* start Data for this exercise *

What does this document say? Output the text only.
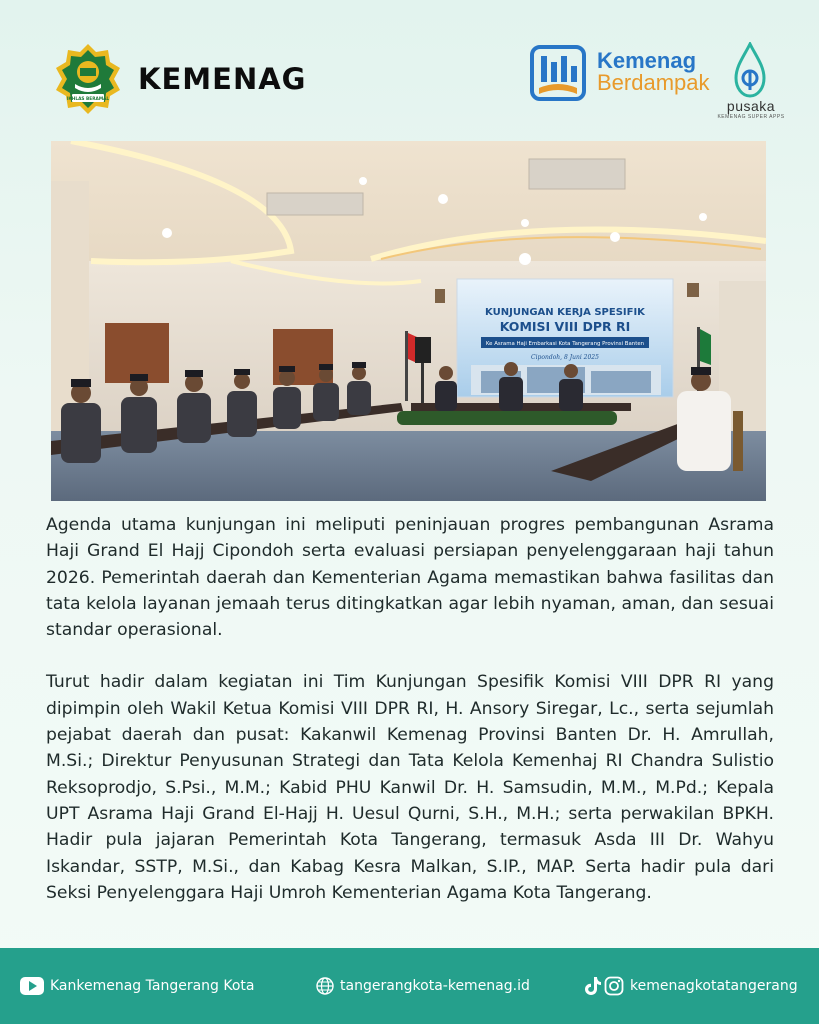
IKHLAS BERAMAL
KEMENAG
Kemenag
Berdampak
pusaka
KEMENAG SUPER APPS
KUNJUNGAN KERJA SPESIFIK
KOMISI VIII DPR RI
Ke Asrama Haji Embarkasi Kota Tangerang Provinsi Banten
Cipondoh, 8 Juni 2025

Agenda utama kunjungan ini meliputi peninjauan progres pembangunan Asrama Haji Grand El Hajj Cipondoh serta evaluasi persiapan penyelenggaraan haji tahun 2026. Pemerintah daerah dan Kementerian Agama memastikan bahwa fasilitas dan tata kelola layanan jemaah terus ditingkatkan agar lebih nyaman, aman, dan sesuai standar operasional.

Turut hadir dalam kegiatan ini Tim Kunjungan Spesifik Komisi VIII DPR RI yang dipimpin oleh Wakil Ketua Komisi VIII DPR RI, H. Ansory Siregar, Lc., serta sejumlah pejabat daerah dan pusat: Kakanwil Kemenag Provinsi Banten Dr. H. Amrullah, M.Si.; Direktur Penyusunan Strategi dan Tata Kelola Kemenhaj RI Chandra Sulistio Reksoprodjo, S.Psi., M.M.; Kabid PHU Kanwil Dr. H. Samsudin, M.M., M.Pd.; Kepala UPT Asrama Haji Grand El-Hajj H. Uesul Qurni, S.H., M.H.; serta perwakilan BPKH. Hadir pula jajaran Pemerintah Kota Tangerang, termasuk Asda III Dr. Wahyu Iskandar, SSTP, M.Si., dan Kabag Kesra Malkan, S.IP., MAP. Serta hadir pula dari Seksi Penyelenggara Haji Umroh Kementerian Agama Kota Tangerang.

Kankemenag Tangerang Kota	tangerangkota-kemenag.id	kemenagkotatangerang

* end Data for this exercise *

What to do.
Pictures are not part of the copy; reproduce everything else in the records exactly.

Answer to this problem.
What does this document say? Output the text only.
IKHLAS BERAMAL
KEMENAG
Kemenag
Berdampak
pusaka
KEMENAG SUPER APPS
KUNJUNGAN KERJA SPESIFIK
KOMISI VIII DPR RI
Ke Asrama Haji Embarkasi Kota Tangerang Provinsi Banten
Cipondoh, 8 Juni 2025

Agenda utama kunjungan ini meliputi peninjauan progres pembangunan Asrama Haji Grand El Hajj Cipondoh serta evaluasi persiapan penyelenggaraan haji tahun 2026. Pemerintah daerah dan Kementerian Agama memastikan bahwa fasilitas dan tata kelola layanan jemaah terus ditingkatkan agar lebih nyaman, aman, dan sesuai standar operasional.

Turut hadir dalam kegiatan ini Tim Kunjungan Spesifik Komisi VIII DPR RI yang dipimpin oleh Wakil Ketua Komisi VIII DPR RI, H. Ansory Siregar, Lc., serta sejumlah pejabat daerah dan pusat: Kakanwil Kemenag Provinsi Banten Dr. H. Amrullah, M.Si.; Direktur Penyusunan Strategi dan Tata Kelola Kemenhaj RI Chandra Sulistio Reksoprodjo, S.Psi., M.M.; Kabid PHU Kanwil Dr. H. Samsudin, M.M., M.Pd.; Kepala UPT Asrama Haji Grand El-Hajj H. Uesul Qurni, S.H., M.H.; serta perwakilan BPKH. Hadir pula jajaran Pemerintah Kota Tangerang, termasuk Asda III Dr. Wahyu Iskandar, SSTP, M.Si., dan Kabag Kesra Malkan, S.IP., MAP. Serta hadir pula dari Seksi Penyelenggara Haji Umroh Kementerian Agama Kota Tangerang.

Kankemenag Tangerang Kota	tangerangkota-kemenag.id	kemenagkotatangerang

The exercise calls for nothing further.